Exercise goal: Make an exact copy of the entries, and keep any pictures out of it.

_ _ _

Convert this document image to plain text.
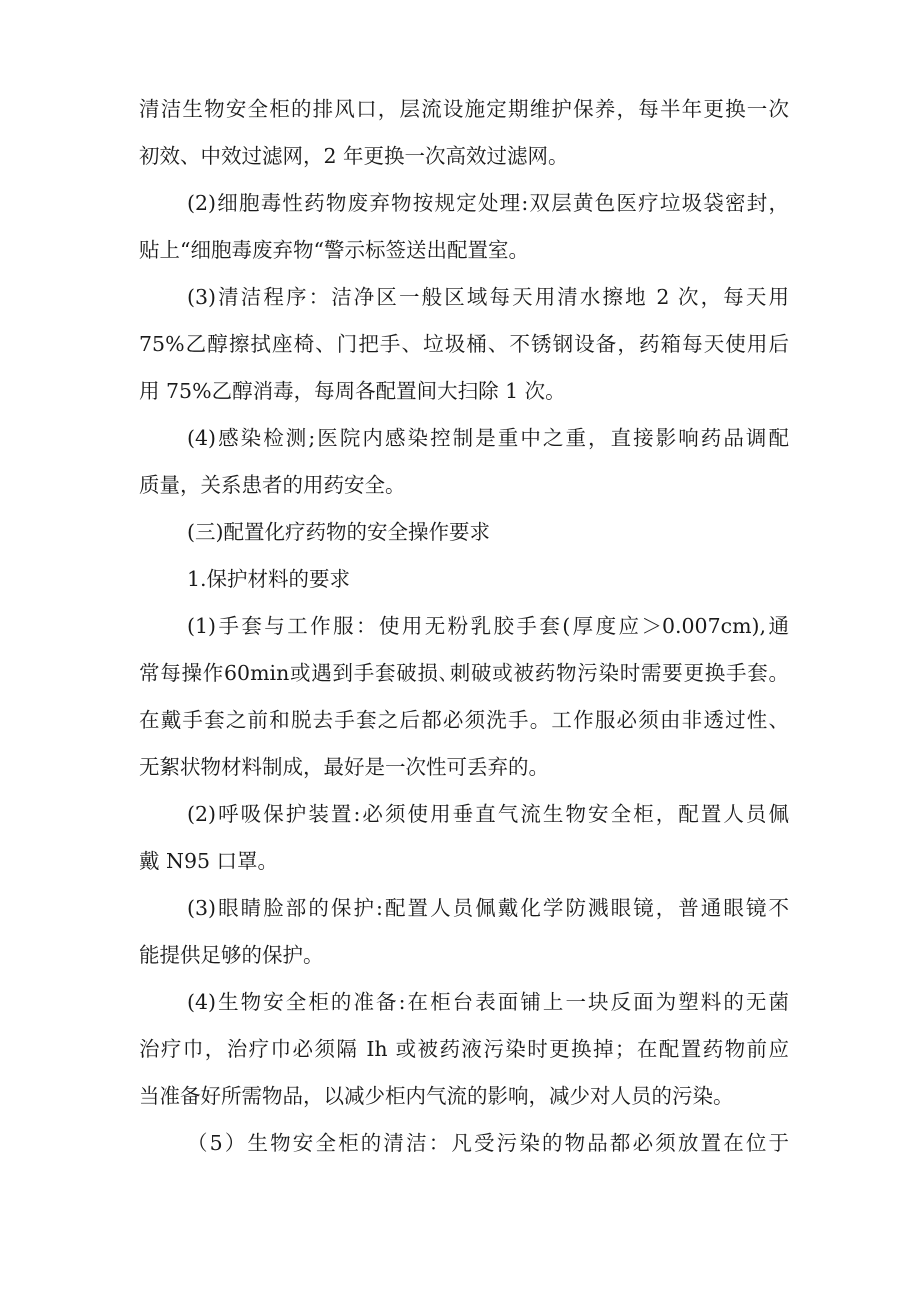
清洁生物安全柜的排风口，层流设施定期维护保养，每半年更换一次
初效、中效过滤网，2 年更换一次高效过滤网。
(2)细胞毒性药物废弃物按规定处理:双层黄色医疗垃圾袋密封，
贴上“细胞毒废弃物“警示标签送出配置室。
(3)清洁程序：洁净区一般区域每天用清水擦地 2 次，每天用
75%乙醇擦拭座椅、门把手、垃圾桶、不锈钢设备，药箱每天使用后
用 75%乙醇消毒，每周各配置间大扫除 1 次。
(4)感染检测;医院内感染控制是重中之重，直接影响药品调配
质量，关系患者的用药安全。
(三)配置化疗药物的安全操作要求
1.保护材料的要求
(1)手套与工作服：使用无粉乳胶手套(厚度应＞0.007cm),通
常每操作60min或遇到手套破损､刺破或被药物污染时需要更换手套。
在戴手套之前和脱去手套之后都必须洗手。工作服必须由非透过性、
无絮状物材料制成，最好是一次性可丢弃的。
(2)呼吸保护装置:必须使用垂直气流生物安全柜，配置人员佩
戴 N95 口罩。
(3)眼睛脸部的保护:配置人员佩戴化学防溅眼镜，普通眼镜不
能提供足够的保护。
(4)生物安全柜的准备:在柜台表面铺上一块反面为塑料的无菌
治疗巾，治疗巾必须隔 Ih 或被药液污染时更换掉；在配置药物前应
当准备好所需物品，以减少柜内气流的影响，减少对人员的污染。
（5）生物安全柜的清洁：凡受污染的物品都必须放置在位于
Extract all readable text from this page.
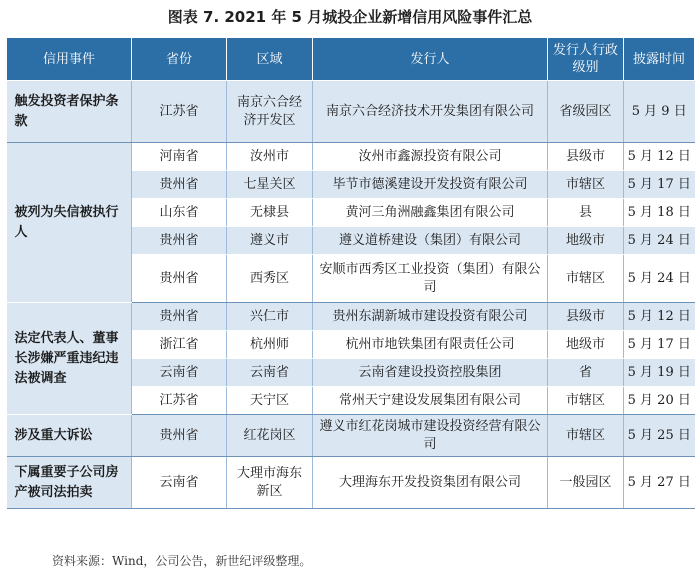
图表 7. 2021 年 5 月城投企业新增信用风险事件汇总
信用事件	省份	区域	发行人	发行人行政级别	披露时间
触发投资者保护条款	江苏省	南京六合经济开发区	南京六合经济技术开发集团有限公司	省级园区	5 月 9 日
被列为失信被执行人	河南省	汝州市	汝州市鑫源投资有限公司	县级市	5 月 12 日
	贵州省	七星关区	毕节市德溪建设开发投资有限公司	市辖区	5 月 17 日
	山东省	无棣县	黄河三角洲融鑫集团有限公司	县	5 月 18 日
	贵州省	遵义市	遵义道桥建设（集团）有限公司	地级市	5 月 24 日
	贵州省	西秀区	安顺市西秀区工业投资（集团）有限公司	市辖区	5 月 24 日
法定代表人、董事长涉嫌严重违纪违法被调查	贵州省	兴仁市	贵州东湖新城市建设投资有限公司	县级市	5 月 12 日
	浙江省	杭州师	杭州市地铁集团有限责任公司	地级市	5 月 17 日
	云南省	云南省	云南省建设投资控股集团	省	5 月 19 日
	江苏省	天宁区	常州天宁建设发展集团有限公司	市辖区	5 月 20 日
涉及重大诉讼	贵州省	红花岗区	遵义市红花岗城市建设投资经营有限公司	市辖区	5 月 25 日
下属重要子公司房产被司法拍卖	云南省	大理市海东新区	大理海东开发投资集团有限公司	一般园区	5 月 27 日
资料来源：Wind，公司公告，新世纪评级整理。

_ _ _

In response:
Convert this document image to plain text.
清洁生物安全柜的排风口，层流设施定期维护保养，每半年更换一次
初效、中效过滤网，2 年更换一次高效过滤网。
(2)细胞毒性药物废弃物按规定处理:双层黄色医疗垃圾袋密封，
贴上“细胞毒废弃物“警示标签送出配置室。
(3)清洁程序：洁净区一般区域每天用清水擦地 2 次，每天用
75%乙醇擦拭座椅、门把手、垃圾桶、不锈钢设备，药箱每天使用后
用 75%乙醇消毒，每周各配置间大扫除 1 次。
(4)感染检测;医院内感染控制是重中之重，直接影响药品调配
质量，关系患者的用药安全。
(三)配置化疗药物的安全操作要求
1.保护材料的要求
(1)手套与工作服：使用无粉乳胶手套(厚度应＞0.007cm),通
常每操作60min或遇到手套破损､刺破或被药物污染时需要更换手套。
在戴手套之前和脱去手套之后都必须洗手。工作服必须由非透过性、
无絮状物材料制成，最好是一次性可丢弃的。
(2)呼吸保护装置:必须使用垂直气流生物安全柜，配置人员佩
戴 N95 口罩。
(3)眼睛脸部的保护:配置人员佩戴化学防溅眼镜，普通眼镜不
能提供足够的保护。
(4)生物安全柜的准备:在柜台表面铺上一块反面为塑料的无菌
治疗巾，治疗巾必须隔 Ih 或被药液污染时更换掉；在配置药物前应
当准备好所需物品，以减少柜内气流的影响，减少对人员的污染。
（5）生物安全柜的清洁：凡受污染的物品都必须放置在位于
Extract all readable text from this page.
图表 7. 2021 年 5 月城投企业新增信用风险事件汇总
信用事件	省份	区域	发行人	发行人行政级别	披露时间
触发投资者保护条款	江苏省	南京六合经济开发区	南京六合经济技术开发集团有限公司	省级园区	5 月 9 日
被列为失信被执行人	河南省	汝州市	汝州市鑫源投资有限公司	县级市	5 月 12 日
	贵州省	七星关区	毕节市德溪建设开发投资有限公司	市辖区	5 月 17 日
	山东省	无棣县	黄河三角洲融鑫集团有限公司	县	5 月 18 日
	贵州省	遵义市	遵义道桥建设（集团）有限公司	地级市	5 月 24 日
	贵州省	西秀区	安顺市西秀区工业投资（集团）有限公司	市辖区	5 月 24 日
法定代表人、董事长涉嫌严重违纪违法被调查	贵州省	兴仁市	贵州东湖新城市建设投资有限公司	县级市	5 月 12 日
	浙江省	杭州师	杭州市地铁集团有限责任公司	地级市	5 月 17 日
	云南省	云南省	云南省建设投资控股集团	省	5 月 19 日
	江苏省	天宁区	常州天宁建设发展集团有限公司	市辖区	5 月 20 日
涉及重大诉讼	贵州省	红花岗区	遵义市红花岗城市建设投资经营有限公司	市辖区	5 月 25 日
下属重要子公司房产被司法拍卖	云南省	大理市海东新区	大理海东开发投资集团有限公司	一般园区	5 月 27 日
资料来源：Wind，公司公告，新世纪评级整理。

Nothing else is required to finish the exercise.